Records

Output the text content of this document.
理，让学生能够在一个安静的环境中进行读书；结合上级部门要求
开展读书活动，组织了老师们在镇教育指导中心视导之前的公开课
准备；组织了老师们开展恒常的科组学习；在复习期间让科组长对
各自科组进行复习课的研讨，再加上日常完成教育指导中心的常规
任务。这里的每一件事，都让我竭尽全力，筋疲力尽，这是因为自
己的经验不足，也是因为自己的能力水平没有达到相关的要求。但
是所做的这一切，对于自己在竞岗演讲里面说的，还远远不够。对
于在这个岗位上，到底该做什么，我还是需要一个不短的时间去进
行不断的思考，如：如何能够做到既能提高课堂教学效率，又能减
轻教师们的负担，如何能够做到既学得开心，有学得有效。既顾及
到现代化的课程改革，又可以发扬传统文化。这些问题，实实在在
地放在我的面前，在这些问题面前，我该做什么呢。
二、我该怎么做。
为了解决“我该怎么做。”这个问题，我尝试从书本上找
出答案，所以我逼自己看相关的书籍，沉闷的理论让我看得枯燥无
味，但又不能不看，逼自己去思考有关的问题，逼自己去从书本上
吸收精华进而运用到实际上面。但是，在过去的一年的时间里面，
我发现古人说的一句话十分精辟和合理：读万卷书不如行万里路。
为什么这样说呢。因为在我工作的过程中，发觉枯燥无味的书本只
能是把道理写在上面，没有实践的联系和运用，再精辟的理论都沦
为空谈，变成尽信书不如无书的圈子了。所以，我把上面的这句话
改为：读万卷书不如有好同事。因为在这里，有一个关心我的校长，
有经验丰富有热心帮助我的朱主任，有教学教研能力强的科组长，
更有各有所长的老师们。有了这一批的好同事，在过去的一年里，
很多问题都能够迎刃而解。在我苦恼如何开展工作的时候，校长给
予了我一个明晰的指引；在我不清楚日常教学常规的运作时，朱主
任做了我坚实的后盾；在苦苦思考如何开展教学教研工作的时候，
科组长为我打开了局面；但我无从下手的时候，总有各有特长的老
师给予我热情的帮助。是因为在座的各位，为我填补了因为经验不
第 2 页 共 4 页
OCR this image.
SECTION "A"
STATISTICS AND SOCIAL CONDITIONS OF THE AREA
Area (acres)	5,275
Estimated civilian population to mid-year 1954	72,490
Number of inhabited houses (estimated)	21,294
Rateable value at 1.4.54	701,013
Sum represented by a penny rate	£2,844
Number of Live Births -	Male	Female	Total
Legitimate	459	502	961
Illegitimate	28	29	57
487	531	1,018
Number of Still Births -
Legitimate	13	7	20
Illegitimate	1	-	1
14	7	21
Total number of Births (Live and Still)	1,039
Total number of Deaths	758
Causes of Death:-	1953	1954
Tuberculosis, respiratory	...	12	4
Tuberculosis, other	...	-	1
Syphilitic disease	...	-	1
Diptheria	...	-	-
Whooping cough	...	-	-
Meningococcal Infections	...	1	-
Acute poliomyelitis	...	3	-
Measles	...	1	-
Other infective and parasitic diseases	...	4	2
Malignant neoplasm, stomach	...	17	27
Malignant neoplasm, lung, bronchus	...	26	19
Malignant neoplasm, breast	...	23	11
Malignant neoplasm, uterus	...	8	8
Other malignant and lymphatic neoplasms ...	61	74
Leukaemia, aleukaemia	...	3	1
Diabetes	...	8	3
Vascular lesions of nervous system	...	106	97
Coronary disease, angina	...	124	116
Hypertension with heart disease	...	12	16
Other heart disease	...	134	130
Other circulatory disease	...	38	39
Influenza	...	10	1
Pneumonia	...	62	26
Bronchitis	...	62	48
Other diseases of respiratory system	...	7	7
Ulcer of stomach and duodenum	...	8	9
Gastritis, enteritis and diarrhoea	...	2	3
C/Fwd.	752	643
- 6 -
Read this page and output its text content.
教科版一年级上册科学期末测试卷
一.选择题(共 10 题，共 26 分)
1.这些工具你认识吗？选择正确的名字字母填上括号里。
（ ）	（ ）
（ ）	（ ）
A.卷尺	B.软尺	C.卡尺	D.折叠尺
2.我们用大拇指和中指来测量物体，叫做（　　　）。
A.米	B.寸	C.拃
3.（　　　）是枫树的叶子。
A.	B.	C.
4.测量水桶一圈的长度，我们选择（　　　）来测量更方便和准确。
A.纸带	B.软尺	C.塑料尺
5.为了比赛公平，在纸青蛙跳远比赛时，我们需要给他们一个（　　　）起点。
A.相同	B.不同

...

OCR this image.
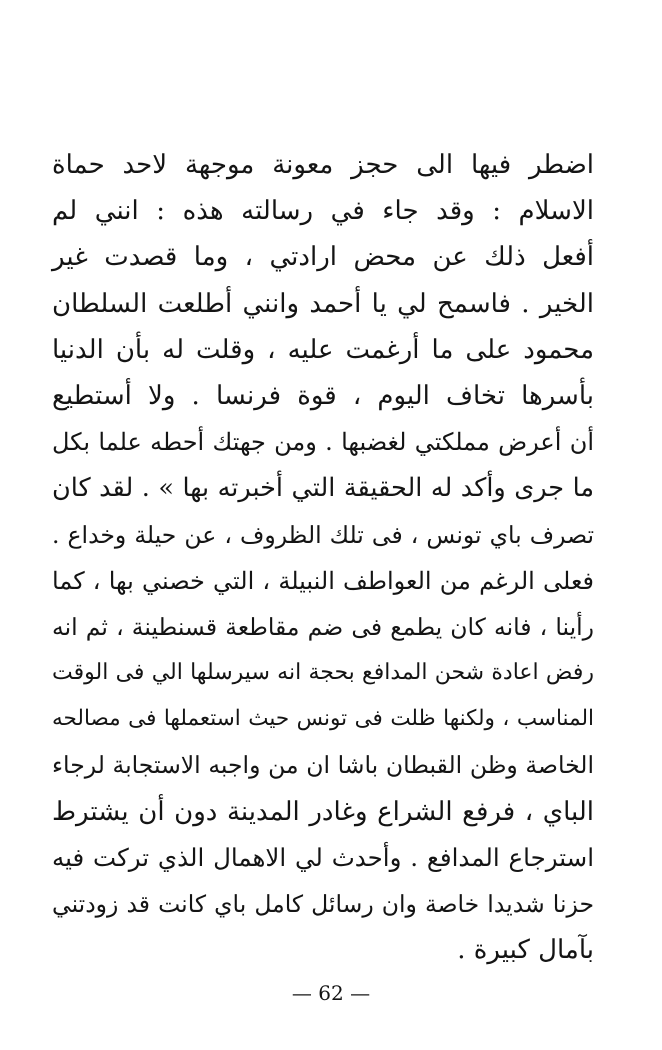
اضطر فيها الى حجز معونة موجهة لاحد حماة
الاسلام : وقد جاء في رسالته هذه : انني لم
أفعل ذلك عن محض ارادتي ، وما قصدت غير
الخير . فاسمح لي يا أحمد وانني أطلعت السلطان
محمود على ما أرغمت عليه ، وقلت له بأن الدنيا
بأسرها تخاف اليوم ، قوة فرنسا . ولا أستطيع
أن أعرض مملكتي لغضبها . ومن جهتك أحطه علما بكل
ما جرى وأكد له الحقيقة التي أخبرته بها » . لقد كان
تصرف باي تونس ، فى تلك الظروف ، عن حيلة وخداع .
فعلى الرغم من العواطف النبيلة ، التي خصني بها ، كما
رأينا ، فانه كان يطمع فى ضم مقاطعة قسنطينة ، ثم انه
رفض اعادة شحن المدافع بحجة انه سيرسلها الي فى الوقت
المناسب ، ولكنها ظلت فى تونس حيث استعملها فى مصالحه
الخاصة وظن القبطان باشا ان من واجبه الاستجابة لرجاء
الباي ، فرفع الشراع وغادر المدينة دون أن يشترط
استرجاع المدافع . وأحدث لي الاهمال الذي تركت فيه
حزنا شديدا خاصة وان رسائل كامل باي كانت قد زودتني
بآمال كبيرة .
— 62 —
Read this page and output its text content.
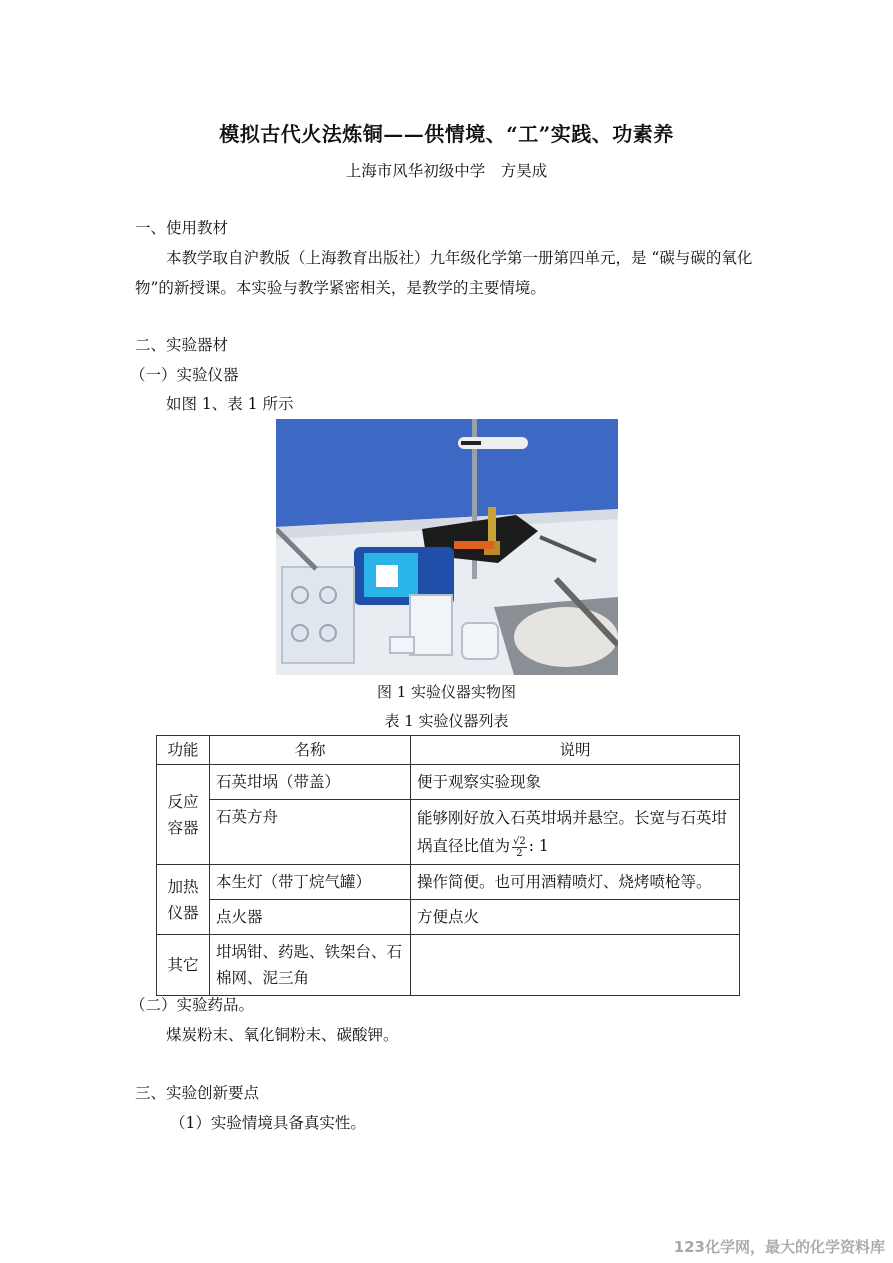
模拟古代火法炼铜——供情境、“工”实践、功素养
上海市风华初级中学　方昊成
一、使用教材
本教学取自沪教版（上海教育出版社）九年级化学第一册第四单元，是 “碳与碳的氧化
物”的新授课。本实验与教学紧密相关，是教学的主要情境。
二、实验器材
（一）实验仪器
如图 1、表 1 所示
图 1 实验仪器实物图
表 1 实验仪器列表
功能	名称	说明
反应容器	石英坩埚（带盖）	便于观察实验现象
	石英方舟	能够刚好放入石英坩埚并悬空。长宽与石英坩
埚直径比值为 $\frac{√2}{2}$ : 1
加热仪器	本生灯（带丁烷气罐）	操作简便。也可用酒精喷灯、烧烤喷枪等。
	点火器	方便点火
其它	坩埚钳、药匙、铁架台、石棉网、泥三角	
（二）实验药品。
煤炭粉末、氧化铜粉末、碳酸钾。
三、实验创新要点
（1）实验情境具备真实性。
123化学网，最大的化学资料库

PROBLEM STATEMENT
For this exercise, gather every line of the data that contains the word "Total".

OUTPUT FOR THIS EXERCISE
Number of Live Births -	Male	Female	Total
Total number of Births (Live and Still)	1,039
Total number of Deaths	758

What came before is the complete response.